Data listing:
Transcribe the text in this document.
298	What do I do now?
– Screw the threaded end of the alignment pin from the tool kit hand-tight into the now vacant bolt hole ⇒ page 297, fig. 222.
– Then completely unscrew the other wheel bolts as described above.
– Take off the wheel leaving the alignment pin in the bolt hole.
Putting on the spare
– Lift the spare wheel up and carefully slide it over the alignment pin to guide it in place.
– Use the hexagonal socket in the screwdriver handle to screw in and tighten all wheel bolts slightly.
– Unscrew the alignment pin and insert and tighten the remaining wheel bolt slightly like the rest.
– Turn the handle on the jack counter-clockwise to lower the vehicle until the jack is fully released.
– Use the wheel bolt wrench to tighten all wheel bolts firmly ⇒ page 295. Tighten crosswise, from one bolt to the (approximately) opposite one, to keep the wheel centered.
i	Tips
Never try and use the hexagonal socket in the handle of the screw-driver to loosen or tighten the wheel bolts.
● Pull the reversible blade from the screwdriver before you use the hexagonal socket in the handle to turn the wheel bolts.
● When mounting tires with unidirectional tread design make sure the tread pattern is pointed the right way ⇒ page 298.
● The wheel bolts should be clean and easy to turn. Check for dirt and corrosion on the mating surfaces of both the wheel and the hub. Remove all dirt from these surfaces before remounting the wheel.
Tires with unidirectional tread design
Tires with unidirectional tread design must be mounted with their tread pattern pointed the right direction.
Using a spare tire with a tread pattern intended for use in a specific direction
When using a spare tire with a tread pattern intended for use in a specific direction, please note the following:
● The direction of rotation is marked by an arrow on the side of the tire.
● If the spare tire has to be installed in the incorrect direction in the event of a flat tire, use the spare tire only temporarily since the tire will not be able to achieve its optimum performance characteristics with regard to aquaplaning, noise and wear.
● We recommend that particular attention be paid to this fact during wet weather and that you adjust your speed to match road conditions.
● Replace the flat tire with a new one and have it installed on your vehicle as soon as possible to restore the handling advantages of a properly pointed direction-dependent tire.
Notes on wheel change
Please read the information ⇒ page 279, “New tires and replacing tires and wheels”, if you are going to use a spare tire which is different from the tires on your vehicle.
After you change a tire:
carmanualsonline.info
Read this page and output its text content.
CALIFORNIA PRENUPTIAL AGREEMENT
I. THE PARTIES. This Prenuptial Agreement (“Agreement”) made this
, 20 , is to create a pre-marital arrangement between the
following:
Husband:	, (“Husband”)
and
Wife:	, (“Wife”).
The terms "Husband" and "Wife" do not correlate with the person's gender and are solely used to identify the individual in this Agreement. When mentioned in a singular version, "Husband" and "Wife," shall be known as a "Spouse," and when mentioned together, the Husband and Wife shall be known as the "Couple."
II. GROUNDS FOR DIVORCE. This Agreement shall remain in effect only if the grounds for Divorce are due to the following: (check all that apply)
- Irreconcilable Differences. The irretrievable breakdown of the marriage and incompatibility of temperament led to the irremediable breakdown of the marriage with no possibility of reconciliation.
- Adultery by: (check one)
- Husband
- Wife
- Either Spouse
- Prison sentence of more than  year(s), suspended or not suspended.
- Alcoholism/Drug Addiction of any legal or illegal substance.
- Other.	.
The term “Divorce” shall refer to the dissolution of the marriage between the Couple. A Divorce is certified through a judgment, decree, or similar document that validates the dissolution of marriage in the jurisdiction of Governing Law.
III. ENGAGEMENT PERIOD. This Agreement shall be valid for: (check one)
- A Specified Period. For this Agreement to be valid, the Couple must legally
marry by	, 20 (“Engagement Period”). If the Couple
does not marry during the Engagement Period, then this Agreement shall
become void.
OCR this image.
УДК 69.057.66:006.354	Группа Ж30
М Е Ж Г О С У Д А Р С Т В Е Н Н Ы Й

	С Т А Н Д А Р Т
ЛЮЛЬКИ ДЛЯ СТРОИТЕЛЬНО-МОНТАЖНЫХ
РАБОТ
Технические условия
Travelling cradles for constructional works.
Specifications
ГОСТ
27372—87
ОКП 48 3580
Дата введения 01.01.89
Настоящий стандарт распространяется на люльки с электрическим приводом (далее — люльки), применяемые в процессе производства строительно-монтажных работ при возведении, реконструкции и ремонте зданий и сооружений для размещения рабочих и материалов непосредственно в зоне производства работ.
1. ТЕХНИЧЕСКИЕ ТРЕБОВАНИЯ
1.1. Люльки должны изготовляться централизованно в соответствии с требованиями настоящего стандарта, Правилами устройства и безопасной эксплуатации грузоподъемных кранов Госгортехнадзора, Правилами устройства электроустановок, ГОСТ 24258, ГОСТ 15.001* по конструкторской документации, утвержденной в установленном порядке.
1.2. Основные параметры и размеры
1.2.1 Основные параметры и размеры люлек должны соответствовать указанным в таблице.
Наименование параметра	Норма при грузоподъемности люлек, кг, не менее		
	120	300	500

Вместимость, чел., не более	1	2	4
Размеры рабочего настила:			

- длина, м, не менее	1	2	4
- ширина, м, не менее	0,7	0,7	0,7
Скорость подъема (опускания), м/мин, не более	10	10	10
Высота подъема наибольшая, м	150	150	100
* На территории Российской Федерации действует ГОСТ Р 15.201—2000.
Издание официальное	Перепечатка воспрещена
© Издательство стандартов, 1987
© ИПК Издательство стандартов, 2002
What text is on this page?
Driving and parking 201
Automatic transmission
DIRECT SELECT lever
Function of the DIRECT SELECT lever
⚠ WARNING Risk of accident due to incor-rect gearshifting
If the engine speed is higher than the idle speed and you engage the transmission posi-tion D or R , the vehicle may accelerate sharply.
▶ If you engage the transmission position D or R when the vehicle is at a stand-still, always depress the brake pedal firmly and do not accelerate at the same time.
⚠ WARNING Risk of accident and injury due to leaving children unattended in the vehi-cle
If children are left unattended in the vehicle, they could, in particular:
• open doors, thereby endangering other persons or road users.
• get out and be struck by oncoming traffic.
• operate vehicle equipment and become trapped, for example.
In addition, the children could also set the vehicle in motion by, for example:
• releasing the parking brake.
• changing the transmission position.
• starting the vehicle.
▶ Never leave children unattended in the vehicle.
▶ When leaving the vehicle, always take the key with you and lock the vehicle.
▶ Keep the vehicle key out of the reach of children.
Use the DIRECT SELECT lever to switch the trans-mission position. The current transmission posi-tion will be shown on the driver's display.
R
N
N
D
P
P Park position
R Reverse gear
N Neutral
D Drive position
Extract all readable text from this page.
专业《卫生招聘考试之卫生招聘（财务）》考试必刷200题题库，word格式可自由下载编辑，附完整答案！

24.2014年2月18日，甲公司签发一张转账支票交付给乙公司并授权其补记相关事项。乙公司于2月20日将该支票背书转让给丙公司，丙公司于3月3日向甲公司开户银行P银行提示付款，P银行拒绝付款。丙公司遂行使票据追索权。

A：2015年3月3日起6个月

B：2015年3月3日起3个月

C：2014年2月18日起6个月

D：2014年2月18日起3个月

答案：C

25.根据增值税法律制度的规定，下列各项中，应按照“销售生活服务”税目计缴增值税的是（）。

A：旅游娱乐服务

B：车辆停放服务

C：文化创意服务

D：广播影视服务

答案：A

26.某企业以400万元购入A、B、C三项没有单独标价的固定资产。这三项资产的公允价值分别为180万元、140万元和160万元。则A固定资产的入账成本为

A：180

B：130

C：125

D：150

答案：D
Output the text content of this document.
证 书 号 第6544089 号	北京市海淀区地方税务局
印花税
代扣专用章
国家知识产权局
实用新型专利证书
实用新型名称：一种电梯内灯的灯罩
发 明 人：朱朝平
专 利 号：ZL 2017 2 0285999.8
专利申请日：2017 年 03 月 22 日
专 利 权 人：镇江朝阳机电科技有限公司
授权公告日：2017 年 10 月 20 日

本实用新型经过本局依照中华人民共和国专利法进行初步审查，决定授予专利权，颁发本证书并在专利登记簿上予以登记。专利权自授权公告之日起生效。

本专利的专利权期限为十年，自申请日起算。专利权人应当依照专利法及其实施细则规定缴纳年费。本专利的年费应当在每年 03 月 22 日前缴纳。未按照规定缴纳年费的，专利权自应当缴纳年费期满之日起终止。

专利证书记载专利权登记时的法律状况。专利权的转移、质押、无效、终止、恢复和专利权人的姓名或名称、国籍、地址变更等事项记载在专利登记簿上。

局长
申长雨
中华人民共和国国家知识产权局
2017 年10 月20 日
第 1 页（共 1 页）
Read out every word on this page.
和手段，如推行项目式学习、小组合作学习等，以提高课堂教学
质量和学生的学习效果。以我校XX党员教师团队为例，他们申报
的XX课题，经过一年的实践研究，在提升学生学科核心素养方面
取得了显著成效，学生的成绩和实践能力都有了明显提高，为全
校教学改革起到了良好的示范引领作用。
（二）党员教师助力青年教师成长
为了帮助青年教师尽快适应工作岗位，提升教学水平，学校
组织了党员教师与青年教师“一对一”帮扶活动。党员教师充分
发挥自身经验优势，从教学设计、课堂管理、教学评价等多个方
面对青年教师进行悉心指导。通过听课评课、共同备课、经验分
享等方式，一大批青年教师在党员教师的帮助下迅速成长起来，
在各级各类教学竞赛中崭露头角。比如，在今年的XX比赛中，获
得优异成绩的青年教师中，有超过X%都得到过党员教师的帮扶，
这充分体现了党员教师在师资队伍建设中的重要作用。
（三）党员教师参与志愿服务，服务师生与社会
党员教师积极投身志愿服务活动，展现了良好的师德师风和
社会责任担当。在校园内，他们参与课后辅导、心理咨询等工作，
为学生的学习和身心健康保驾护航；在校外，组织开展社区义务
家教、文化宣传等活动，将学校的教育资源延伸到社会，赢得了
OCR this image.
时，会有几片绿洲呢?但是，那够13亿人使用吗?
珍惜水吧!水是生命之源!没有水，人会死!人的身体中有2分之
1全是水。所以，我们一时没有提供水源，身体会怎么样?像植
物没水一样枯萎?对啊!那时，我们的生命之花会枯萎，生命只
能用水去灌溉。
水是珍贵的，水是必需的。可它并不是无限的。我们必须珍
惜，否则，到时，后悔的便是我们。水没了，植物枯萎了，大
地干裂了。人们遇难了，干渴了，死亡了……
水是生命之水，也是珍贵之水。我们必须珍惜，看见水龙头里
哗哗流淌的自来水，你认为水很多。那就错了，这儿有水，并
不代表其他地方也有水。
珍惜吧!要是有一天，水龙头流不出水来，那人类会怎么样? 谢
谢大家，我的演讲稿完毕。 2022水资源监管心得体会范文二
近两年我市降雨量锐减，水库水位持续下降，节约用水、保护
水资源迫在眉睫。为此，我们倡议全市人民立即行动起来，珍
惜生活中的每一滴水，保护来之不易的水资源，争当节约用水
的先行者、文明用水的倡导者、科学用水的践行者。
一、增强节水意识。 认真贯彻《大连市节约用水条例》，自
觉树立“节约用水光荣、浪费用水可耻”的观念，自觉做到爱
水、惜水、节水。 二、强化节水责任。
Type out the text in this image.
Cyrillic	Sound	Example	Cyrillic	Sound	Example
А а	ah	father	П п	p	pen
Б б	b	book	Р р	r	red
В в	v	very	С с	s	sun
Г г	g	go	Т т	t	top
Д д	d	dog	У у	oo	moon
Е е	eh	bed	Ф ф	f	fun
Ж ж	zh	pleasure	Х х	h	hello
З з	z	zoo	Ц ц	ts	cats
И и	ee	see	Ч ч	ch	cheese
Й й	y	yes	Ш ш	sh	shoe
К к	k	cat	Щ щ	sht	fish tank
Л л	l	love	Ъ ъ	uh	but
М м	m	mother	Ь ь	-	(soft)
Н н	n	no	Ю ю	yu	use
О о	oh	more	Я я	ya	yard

- _Set problem_
Return every line in the listing that contains the word "WARNING".

- _Written reply_
⚠ WARNING Risk of accident due to incor-rect gearshifting
⚠ WARNING Risk of accident and injury due to leaving children unattended in the vehi-cle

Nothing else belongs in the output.